■ Stated exercise ■
Where the data below has the string "Astaghfirulloh", return the whole line.

_____

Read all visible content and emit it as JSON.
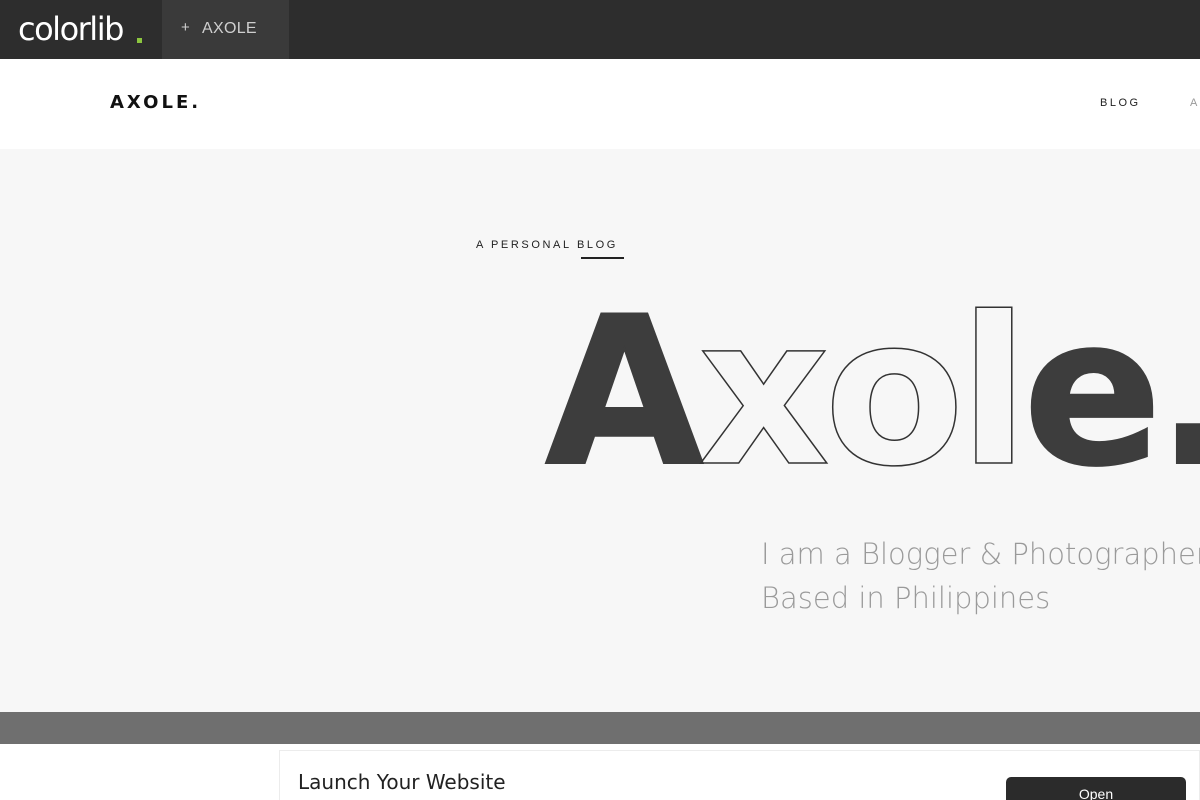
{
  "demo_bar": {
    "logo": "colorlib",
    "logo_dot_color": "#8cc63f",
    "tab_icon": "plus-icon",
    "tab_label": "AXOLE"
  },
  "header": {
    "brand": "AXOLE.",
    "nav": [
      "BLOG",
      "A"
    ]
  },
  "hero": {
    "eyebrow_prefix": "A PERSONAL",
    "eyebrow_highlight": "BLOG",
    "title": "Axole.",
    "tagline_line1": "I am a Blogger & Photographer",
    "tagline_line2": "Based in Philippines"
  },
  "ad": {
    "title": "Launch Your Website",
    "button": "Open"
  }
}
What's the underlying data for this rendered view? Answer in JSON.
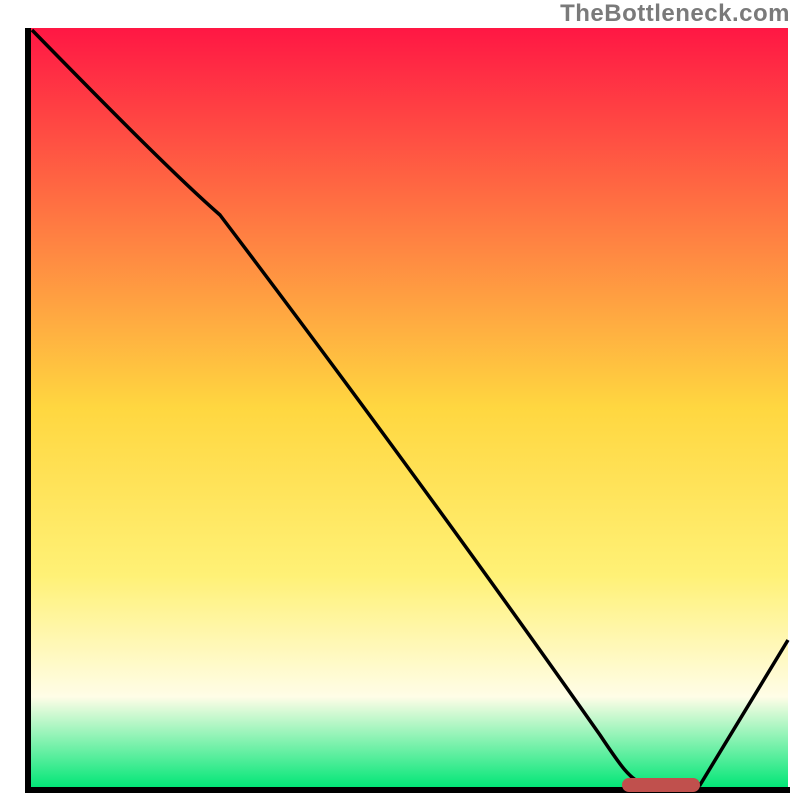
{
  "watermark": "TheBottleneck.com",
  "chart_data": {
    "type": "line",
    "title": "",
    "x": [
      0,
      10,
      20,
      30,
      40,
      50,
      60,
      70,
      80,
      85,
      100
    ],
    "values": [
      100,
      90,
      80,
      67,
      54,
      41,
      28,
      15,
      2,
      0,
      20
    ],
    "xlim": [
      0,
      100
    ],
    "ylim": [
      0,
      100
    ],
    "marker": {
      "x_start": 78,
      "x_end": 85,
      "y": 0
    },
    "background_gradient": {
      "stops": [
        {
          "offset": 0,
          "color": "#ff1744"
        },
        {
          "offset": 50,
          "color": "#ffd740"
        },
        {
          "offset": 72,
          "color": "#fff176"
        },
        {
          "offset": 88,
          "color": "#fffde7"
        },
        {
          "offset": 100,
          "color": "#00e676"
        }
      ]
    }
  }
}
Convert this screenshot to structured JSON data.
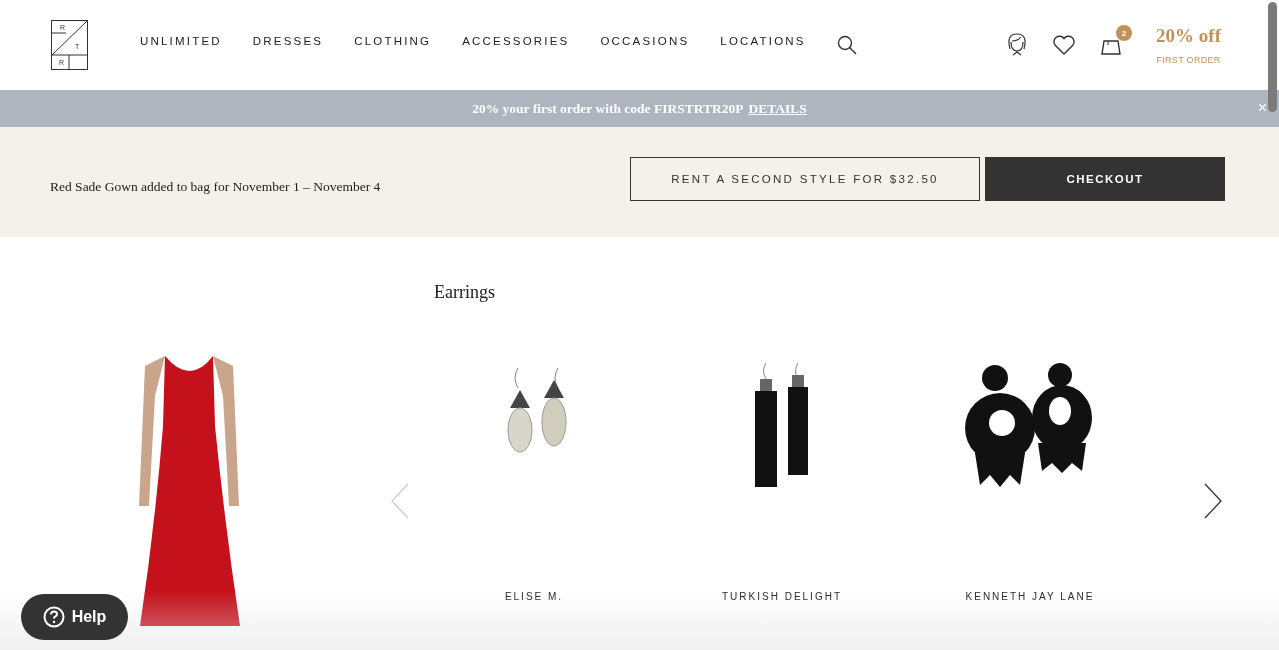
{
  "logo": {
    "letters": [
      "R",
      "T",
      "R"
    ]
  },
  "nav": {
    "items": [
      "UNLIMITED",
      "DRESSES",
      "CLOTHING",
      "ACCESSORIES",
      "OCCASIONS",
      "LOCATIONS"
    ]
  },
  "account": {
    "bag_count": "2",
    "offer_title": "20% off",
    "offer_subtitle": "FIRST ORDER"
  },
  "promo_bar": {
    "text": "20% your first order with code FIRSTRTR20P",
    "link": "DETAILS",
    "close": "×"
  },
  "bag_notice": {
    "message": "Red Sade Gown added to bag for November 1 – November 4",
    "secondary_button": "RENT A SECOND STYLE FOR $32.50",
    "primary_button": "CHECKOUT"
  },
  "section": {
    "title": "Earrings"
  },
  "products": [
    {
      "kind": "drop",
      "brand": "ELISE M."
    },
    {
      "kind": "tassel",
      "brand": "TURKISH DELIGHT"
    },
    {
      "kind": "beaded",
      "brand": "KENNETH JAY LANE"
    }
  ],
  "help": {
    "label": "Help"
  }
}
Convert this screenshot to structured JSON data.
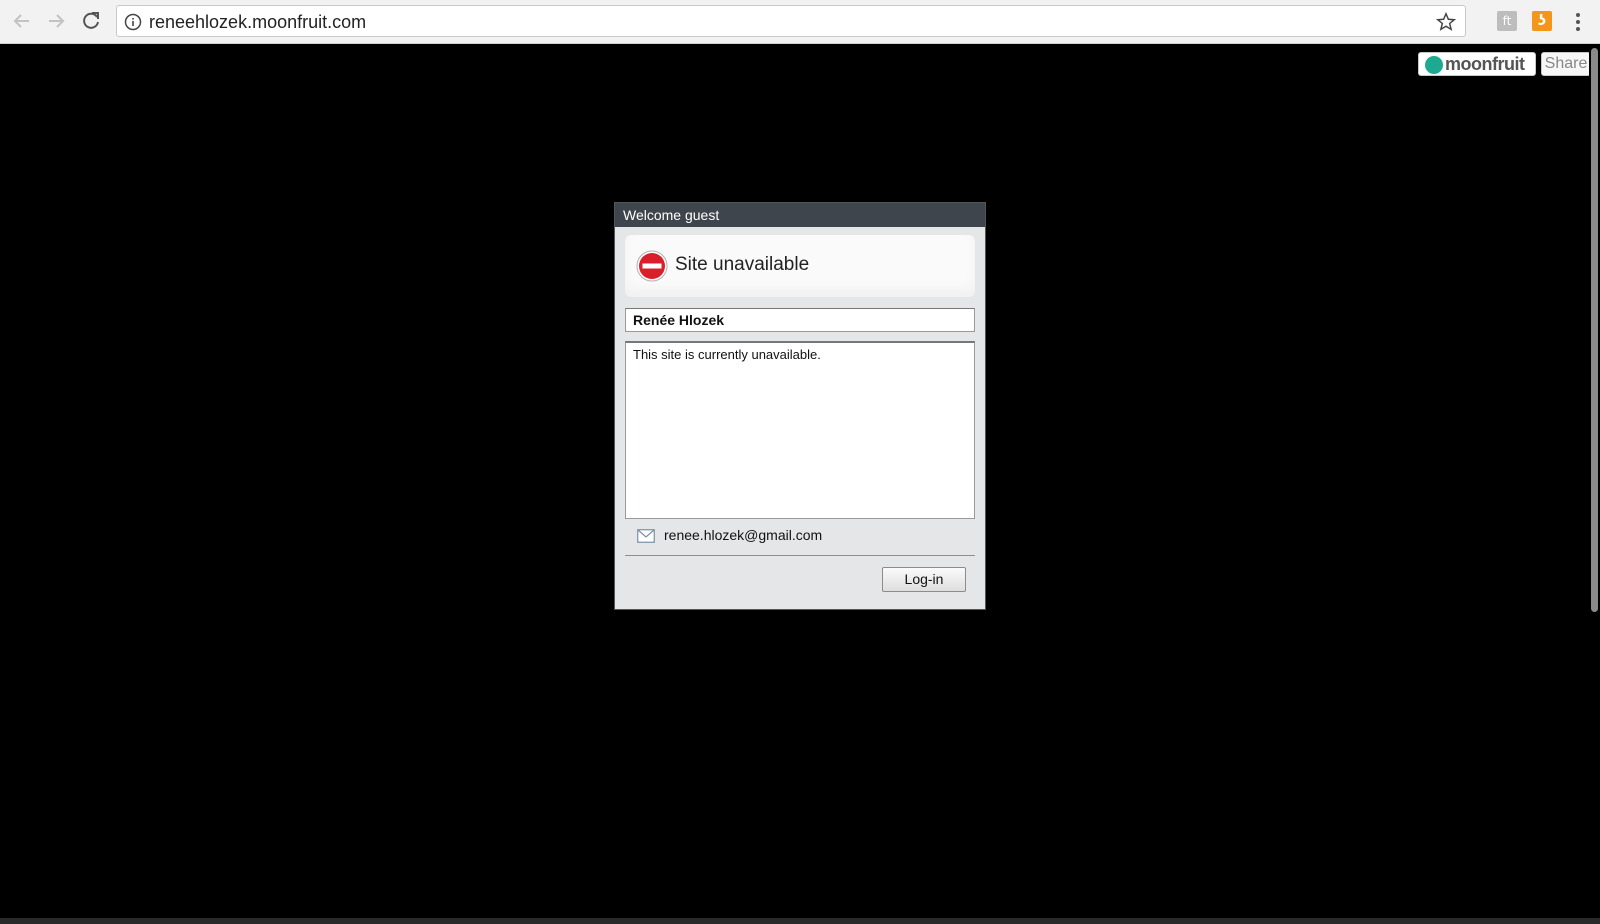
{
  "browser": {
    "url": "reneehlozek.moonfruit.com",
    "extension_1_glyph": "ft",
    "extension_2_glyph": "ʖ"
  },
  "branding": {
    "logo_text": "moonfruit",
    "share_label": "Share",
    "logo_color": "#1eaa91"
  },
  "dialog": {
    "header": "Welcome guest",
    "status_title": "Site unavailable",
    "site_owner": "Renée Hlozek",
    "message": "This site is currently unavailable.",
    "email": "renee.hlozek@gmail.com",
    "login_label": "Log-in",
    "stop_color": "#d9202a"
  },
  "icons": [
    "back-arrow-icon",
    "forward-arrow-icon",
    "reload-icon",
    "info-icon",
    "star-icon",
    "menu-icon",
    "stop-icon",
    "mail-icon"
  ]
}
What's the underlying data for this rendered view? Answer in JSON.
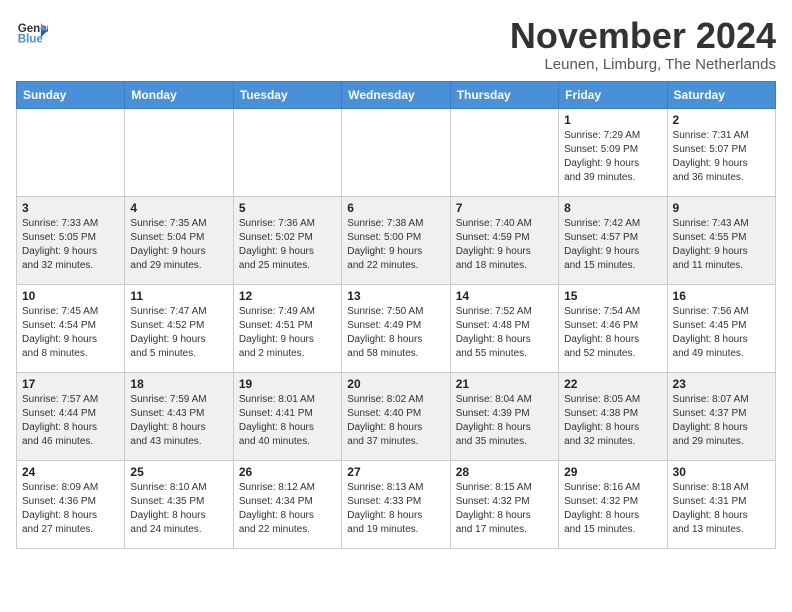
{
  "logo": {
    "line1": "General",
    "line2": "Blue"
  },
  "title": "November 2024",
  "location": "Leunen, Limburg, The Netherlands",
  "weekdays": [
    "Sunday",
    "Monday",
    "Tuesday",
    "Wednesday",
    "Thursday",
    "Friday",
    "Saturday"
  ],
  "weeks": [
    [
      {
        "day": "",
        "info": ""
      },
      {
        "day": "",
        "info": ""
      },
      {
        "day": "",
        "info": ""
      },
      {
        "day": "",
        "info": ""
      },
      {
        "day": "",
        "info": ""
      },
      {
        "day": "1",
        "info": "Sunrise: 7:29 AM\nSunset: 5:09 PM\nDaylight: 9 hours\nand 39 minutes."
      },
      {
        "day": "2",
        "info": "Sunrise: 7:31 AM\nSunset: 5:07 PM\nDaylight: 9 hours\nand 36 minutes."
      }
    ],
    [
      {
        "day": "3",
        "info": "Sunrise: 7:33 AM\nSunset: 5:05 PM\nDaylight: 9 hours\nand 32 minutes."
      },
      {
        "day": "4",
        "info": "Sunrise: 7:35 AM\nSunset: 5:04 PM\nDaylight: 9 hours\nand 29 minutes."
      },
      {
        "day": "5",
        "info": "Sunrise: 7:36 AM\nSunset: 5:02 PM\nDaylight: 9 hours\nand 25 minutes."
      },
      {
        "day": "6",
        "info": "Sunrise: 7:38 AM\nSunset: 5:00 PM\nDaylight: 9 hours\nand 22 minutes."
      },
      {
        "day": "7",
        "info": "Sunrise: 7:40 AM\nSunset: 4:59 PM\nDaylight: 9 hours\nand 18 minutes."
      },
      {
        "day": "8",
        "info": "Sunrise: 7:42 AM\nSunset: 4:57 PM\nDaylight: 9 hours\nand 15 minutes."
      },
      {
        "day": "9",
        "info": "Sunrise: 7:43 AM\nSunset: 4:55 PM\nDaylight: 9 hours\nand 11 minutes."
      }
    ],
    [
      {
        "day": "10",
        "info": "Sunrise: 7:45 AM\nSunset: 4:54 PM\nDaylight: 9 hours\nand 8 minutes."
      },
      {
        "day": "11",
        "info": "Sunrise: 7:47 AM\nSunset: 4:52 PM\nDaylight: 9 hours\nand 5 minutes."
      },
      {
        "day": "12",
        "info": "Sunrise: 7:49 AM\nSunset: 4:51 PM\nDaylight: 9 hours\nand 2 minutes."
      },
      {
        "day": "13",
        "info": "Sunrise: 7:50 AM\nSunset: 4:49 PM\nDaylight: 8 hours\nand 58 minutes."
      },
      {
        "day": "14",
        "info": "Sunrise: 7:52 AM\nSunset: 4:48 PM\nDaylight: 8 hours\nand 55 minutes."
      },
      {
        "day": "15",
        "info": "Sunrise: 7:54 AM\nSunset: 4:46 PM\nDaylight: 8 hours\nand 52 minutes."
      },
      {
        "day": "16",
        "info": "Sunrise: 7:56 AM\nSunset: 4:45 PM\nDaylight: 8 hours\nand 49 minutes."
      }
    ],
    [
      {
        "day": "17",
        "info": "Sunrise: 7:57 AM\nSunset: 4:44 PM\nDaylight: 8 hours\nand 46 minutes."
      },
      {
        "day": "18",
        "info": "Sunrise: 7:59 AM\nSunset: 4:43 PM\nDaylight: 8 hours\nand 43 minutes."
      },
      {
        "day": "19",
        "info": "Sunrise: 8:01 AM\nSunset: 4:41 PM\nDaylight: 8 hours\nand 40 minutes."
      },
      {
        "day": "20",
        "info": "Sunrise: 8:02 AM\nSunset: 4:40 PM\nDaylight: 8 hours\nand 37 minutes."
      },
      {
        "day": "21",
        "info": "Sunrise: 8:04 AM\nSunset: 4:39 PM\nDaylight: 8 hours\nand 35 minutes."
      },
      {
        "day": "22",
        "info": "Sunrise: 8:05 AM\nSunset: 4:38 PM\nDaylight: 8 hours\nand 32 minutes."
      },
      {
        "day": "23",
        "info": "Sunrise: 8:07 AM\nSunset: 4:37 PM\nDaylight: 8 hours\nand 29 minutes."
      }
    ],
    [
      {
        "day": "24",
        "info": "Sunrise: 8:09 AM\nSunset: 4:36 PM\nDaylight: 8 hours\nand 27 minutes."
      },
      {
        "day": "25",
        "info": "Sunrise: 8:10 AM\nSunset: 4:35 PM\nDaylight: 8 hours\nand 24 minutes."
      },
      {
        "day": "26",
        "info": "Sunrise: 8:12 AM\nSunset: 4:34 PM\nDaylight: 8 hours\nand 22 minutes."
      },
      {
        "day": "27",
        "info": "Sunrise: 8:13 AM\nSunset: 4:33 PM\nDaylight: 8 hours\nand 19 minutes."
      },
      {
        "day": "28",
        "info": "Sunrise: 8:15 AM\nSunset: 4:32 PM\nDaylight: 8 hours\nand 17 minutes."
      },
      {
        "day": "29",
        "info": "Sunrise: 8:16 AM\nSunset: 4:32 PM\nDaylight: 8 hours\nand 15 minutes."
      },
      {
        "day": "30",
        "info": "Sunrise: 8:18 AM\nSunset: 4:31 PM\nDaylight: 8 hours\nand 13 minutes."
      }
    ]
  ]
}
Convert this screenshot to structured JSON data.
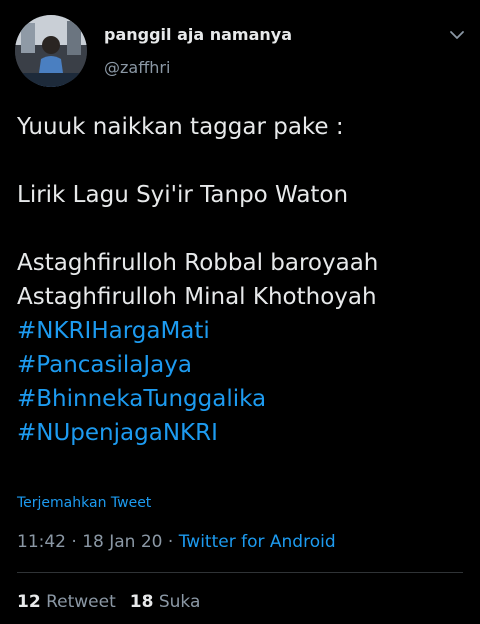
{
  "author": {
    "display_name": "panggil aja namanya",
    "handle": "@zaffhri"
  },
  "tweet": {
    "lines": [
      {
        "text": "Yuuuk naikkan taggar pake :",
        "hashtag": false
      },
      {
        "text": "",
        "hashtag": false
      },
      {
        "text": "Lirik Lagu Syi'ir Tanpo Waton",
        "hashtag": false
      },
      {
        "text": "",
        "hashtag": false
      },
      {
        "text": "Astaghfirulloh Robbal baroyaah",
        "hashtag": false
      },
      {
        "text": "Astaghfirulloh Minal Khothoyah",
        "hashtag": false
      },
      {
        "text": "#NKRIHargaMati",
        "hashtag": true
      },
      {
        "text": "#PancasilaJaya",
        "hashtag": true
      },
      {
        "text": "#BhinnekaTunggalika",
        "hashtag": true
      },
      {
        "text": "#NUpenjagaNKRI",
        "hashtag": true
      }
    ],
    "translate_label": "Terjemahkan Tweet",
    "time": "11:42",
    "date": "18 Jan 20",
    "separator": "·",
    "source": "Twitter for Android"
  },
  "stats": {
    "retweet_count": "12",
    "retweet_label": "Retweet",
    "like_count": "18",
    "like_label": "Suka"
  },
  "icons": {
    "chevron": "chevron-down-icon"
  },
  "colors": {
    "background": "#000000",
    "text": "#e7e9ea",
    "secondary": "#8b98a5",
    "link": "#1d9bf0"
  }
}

_____

■ Reply ■
        "text": "Astaghfirulloh Robbal baroyaah",
        "text": "Astaghfirulloh Minal Khothoyah",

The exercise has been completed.